§ **EXERCISE**: Reproduce the material exactly, omitting nothing.

§ **RECORDS FOR THIS TASK**:
+--

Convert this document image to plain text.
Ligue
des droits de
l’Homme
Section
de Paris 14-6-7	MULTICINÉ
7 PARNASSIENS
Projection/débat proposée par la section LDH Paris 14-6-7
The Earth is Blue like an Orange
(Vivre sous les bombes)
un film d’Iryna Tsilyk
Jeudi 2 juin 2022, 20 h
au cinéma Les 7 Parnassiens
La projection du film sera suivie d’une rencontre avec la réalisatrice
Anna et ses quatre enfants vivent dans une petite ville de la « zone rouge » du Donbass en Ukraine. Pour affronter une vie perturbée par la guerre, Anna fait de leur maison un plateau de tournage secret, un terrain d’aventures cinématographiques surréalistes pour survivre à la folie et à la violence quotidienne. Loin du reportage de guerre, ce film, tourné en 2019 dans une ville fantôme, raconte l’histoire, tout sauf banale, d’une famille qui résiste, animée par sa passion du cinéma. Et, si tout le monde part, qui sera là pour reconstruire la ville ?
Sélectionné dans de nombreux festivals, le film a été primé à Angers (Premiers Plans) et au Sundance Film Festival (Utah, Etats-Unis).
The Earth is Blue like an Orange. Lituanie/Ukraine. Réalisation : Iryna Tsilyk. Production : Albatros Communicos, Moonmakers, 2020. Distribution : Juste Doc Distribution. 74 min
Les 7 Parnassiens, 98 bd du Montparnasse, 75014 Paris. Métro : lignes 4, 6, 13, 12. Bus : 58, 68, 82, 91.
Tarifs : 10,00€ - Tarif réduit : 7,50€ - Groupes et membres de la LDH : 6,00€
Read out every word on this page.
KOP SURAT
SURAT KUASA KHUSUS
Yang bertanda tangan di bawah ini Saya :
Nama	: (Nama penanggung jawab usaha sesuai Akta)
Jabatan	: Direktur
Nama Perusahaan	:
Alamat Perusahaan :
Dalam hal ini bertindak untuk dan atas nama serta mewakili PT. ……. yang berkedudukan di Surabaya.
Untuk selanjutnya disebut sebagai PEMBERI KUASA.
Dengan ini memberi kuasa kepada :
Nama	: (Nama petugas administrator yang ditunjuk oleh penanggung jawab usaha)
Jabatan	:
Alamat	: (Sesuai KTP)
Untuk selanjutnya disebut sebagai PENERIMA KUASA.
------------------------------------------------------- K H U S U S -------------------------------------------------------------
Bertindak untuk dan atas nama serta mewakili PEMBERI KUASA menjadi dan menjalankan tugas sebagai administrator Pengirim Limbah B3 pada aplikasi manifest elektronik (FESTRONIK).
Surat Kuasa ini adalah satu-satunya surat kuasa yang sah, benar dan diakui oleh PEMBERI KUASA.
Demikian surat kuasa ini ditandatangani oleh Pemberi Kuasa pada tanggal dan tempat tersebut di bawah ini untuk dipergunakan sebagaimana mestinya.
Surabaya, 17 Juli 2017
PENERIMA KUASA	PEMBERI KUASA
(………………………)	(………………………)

+--

§ **THE RESPONSE**:
Convert this document image to plain text.
Ligue
des droits de
l’Homme
Section
de Paris 14-6-7	MULTICINÉ
7 PARNASSIENS
Projection/débat proposée par la section LDH Paris 14-6-7
The Earth is Blue like an Orange
(Vivre sous les bombes)
un film d’Iryna Tsilyk
Jeudi 2 juin 2022, 20 h
au cinéma Les 7 Parnassiens
La projection du film sera suivie d’une rencontre avec la réalisatrice
Anna et ses quatre enfants vivent dans une petite ville de la « zone rouge » du Donbass en Ukraine. Pour affronter une vie perturbée par la guerre, Anna fait de leur maison un plateau de tournage secret, un terrain d’aventures cinématographiques surréalistes pour survivre à la folie et à la violence quotidienne. Loin du reportage de guerre, ce film, tourné en 2019 dans une ville fantôme, raconte l’histoire, tout sauf banale, d’une famille qui résiste, animée par sa passion du cinéma. Et, si tout le monde part, qui sera là pour reconstruire la ville ?
Sélectionné dans de nombreux festivals, le film a été primé à Angers (Premiers Plans) et au Sundance Film Festival (Utah, Etats-Unis).
The Earth is Blue like an Orange. Lituanie/Ukraine. Réalisation : Iryna Tsilyk. Production : Albatros Communicos, Moonmakers, 2020. Distribution : Juste Doc Distribution. 74 min
Les 7 Parnassiens, 98 bd du Montparnasse, 75014 Paris. Métro : lignes 4, 6, 13, 12. Bus : 58, 68, 82, 91.
Tarifs : 10,00€ - Tarif réduit : 7,50€ - Groupes et membres de la LDH : 6,00€
Read out every word on this page.
KOP SURAT
SURAT KUASA KHUSUS
Yang bertanda tangan di bawah ini Saya :
Nama	: (Nama penanggung jawab usaha sesuai Akta)
Jabatan	: Direktur
Nama Perusahaan	:
Alamat Perusahaan :
Dalam hal ini bertindak untuk dan atas nama serta mewakili PT. ……. yang berkedudukan di Surabaya.
Untuk selanjutnya disebut sebagai PEMBERI KUASA.
Dengan ini memberi kuasa kepada :
Nama	: (Nama petugas administrator yang ditunjuk oleh penanggung jawab usaha)
Jabatan	:
Alamat	: (Sesuai KTP)
Untuk selanjutnya disebut sebagai PENERIMA KUASA.
------------------------------------------------------- K H U S U S -------------------------------------------------------------
Bertindak untuk dan atas nama serta mewakili PEMBERI KUASA menjadi dan menjalankan tugas sebagai administrator Pengirim Limbah B3 pada aplikasi manifest elektronik (FESTRONIK).
Surat Kuasa ini adalah satu-satunya surat kuasa yang sah, benar dan diakui oleh PEMBERI KUASA.
Demikian surat kuasa ini ditandatangani oleh Pemberi Kuasa pada tanggal dan tempat tersebut di bawah ini untuk dipergunakan sebagaimana mestinya.
Surabaya, 17 Juli 2017
PENERIMA KUASA	PEMBERI KUASA
(………………………)	(………………………)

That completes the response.